TASK PROMPT :: Quote all lines below exactly. Images stay out.
[Start of RECORDS SUPPLIED]
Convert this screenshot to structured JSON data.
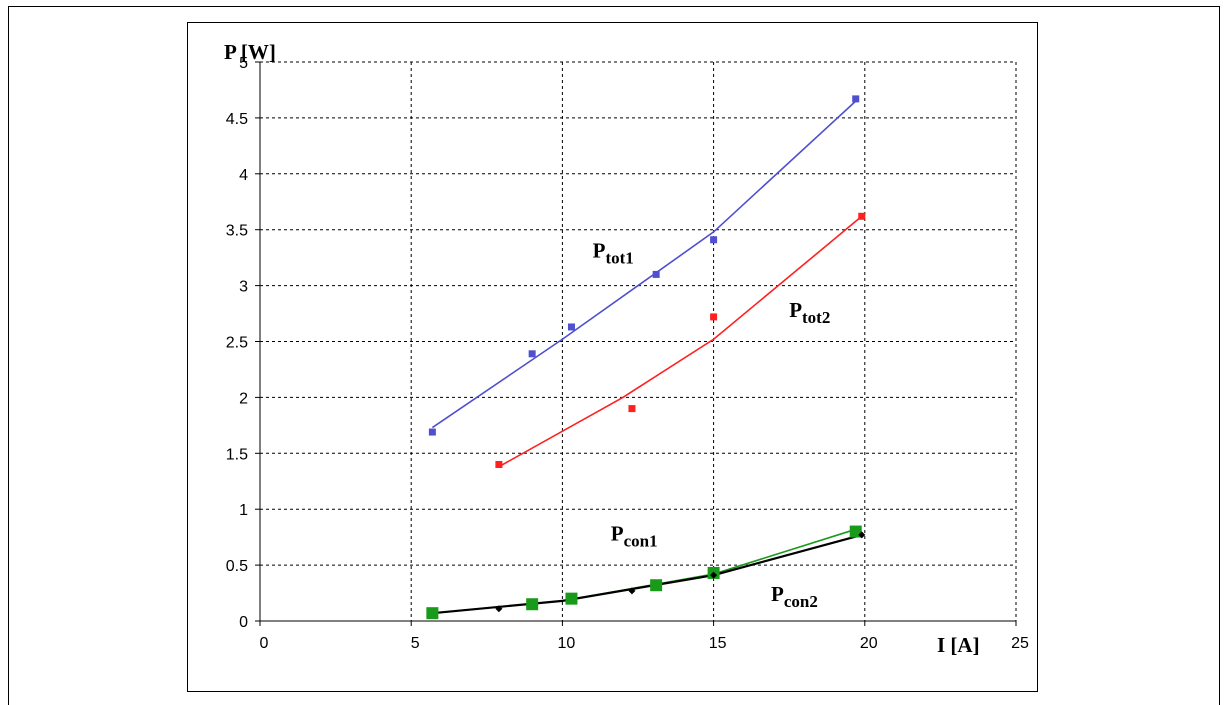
{
  "chart_data": {
    "type": "scatter",
    "xlabel": "I [A]",
    "ylabel": "P [W]",
    "xlim": [
      0,
      25
    ],
    "ylim": [
      0,
      5
    ],
    "x_ticks": [
      "0",
      "5",
      "10",
      "15",
      "20",
      "25"
    ],
    "y_ticks": [
      "0",
      "0.5",
      "1",
      "1.5",
      "2",
      "2.5",
      "3",
      "3.5",
      "4",
      "4.5",
      "5"
    ],
    "grid": true,
    "series": [
      {
        "name": "P_tot1",
        "label_main": "P",
        "label_sub": "tot1",
        "color": "#4f4fd0",
        "marker": "square-small",
        "points": [
          [
            5.7,
            1.69
          ],
          [
            9.0,
            2.39
          ],
          [
            10.3,
            2.63
          ],
          [
            13.1,
            3.1
          ],
          [
            15.0,
            3.41
          ],
          [
            19.7,
            4.67
          ]
        ],
        "trend": [
          [
            5.7,
            1.73
          ],
          [
            10.0,
            2.52
          ],
          [
            15.0,
            3.48
          ],
          [
            19.7,
            4.65
          ]
        ]
      },
      {
        "name": "P_tot2",
        "label_main": "P",
        "label_sub": "tot2",
        "color": "#ff2020",
        "marker": "square-small",
        "points": [
          [
            7.9,
            1.4
          ],
          [
            12.3,
            1.9
          ],
          [
            15.0,
            2.72
          ],
          [
            19.9,
            3.62
          ]
        ],
        "trend": [
          [
            7.9,
            1.38
          ],
          [
            12.0,
            2.0
          ],
          [
            15.0,
            2.52
          ],
          [
            19.9,
            3.62
          ]
        ]
      },
      {
        "name": "P_con1",
        "label_main": "P",
        "label_sub": "con1",
        "color": "#1a9a1a",
        "marker": "square",
        "points": [
          [
            5.7,
            0.07
          ],
          [
            9.0,
            0.15
          ],
          [
            10.3,
            0.2
          ],
          [
            13.1,
            0.32
          ],
          [
            15.0,
            0.43
          ],
          [
            19.7,
            0.8
          ]
        ],
        "trend": [
          [
            5.7,
            0.07
          ],
          [
            10.0,
            0.18
          ],
          [
            15.0,
            0.42
          ],
          [
            19.7,
            0.82
          ]
        ]
      },
      {
        "name": "P_con2",
        "label_main": "P",
        "label_sub": "con2",
        "color": "#000000",
        "marker": "diamond-small",
        "points": [
          [
            7.9,
            0.11
          ],
          [
            12.3,
            0.27
          ],
          [
            15.0,
            0.41
          ],
          [
            19.9,
            0.77
          ]
        ],
        "trend": [
          [
            5.7,
            0.07
          ],
          [
            10.0,
            0.18
          ],
          [
            15.0,
            0.41
          ],
          [
            19.9,
            0.77
          ]
        ]
      }
    ],
    "labels": [
      {
        "series": "P_tot1",
        "x": 11.0,
        "y": 3.25
      },
      {
        "series": "P_tot2",
        "x": 17.5,
        "y": 2.72
      },
      {
        "series": "P_con1",
        "x": 11.6,
        "y": 0.72
      },
      {
        "series": "P_con2",
        "x": 16.9,
        "y": 0.18
      }
    ]
  }
}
[End of RECORDS SUPPLIED]
RESULT OF THE TASK ::
Convert this screenshot to structured JSON data.
{
  "chart_data": {
    "type": "scatter",
    "xlabel": "I [A]",
    "ylabel": "P [W]",
    "xlim": [
      0,
      25
    ],
    "ylim": [
      0,
      5
    ],
    "x_ticks": [
      "0",
      "5",
      "10",
      "15",
      "20",
      "25"
    ],
    "y_ticks": [
      "0",
      "0.5",
      "1",
      "1.5",
      "2",
      "2.5",
      "3",
      "3.5",
      "4",
      "4.5",
      "5"
    ],
    "grid": true,
    "series": [
      {
        "name": "P_tot1",
        "label_main": "P",
        "label_sub": "tot1",
        "color": "#4f4fd0",
        "marker": "square-small",
        "points": [
          [
            5.7,
            1.69
          ],
          [
            9.0,
            2.39
          ],
          [
            10.3,
            2.63
          ],
          [
            13.1,
            3.1
          ],
          [
            15.0,
            3.41
          ],
          [
            19.7,
            4.67
          ]
        ],
        "trend": [
          [
            5.7,
            1.73
          ],
          [
            10.0,
            2.52
          ],
          [
            15.0,
            3.48
          ],
          [
            19.7,
            4.65
          ]
        ]
      },
      {
        "name": "P_tot2",
        "label_main": "P",
        "label_sub": "tot2",
        "color": "#ff2020",
        "marker": "square-small",
        "points": [
          [
            7.9,
            1.4
          ],
          [
            12.3,
            1.9
          ],
          [
            15.0,
            2.72
          ],
          [
            19.9,
            3.62
          ]
        ],
        "trend": [
          [
            7.9,
            1.38
          ],
          [
            12.0,
            2.0
          ],
          [
            15.0,
            2.52
          ],
          [
            19.9,
            3.62
          ]
        ]
      },
      {
        "name": "P_con1",
        "label_main": "P",
        "label_sub": "con1",
        "color": "#1a9a1a",
        "marker": "square",
        "points": [
          [
            5.7,
            0.07
          ],
          [
            9.0,
            0.15
          ],
          [
            10.3,
            0.2
          ],
          [
            13.1,
            0.32
          ],
          [
            15.0,
            0.43
          ],
          [
            19.7,
            0.8
          ]
        ],
        "trend": [
          [
            5.7,
            0.07
          ],
          [
            10.0,
            0.18
          ],
          [
            15.0,
            0.42
          ],
          [
            19.7,
            0.82
          ]
        ]
      },
      {
        "name": "P_con2",
        "label_main": "P",
        "label_sub": "con2",
        "color": "#000000",
        "marker": "diamond-small",
        "points": [
          [
            7.9,
            0.11
          ],
          [
            12.3,
            0.27
          ],
          [
            15.0,
            0.41
          ],
          [
            19.9,
            0.77
          ]
        ],
        "trend": [
          [
            5.7,
            0.07
          ],
          [
            10.0,
            0.18
          ],
          [
            15.0,
            0.41
          ],
          [
            19.9,
            0.77
          ]
        ]
      }
    ],
    "labels": [
      {
        "series": "P_tot1",
        "x": 11.0,
        "y": 3.25
      },
      {
        "series": "P_tot2",
        "x": 17.5,
        "y": 2.72
      },
      {
        "series": "P_con1",
        "x": 11.6,
        "y": 0.72
      },
      {
        "series": "P_con2",
        "x": 16.9,
        "y": 0.18
      }
    ]
  }
}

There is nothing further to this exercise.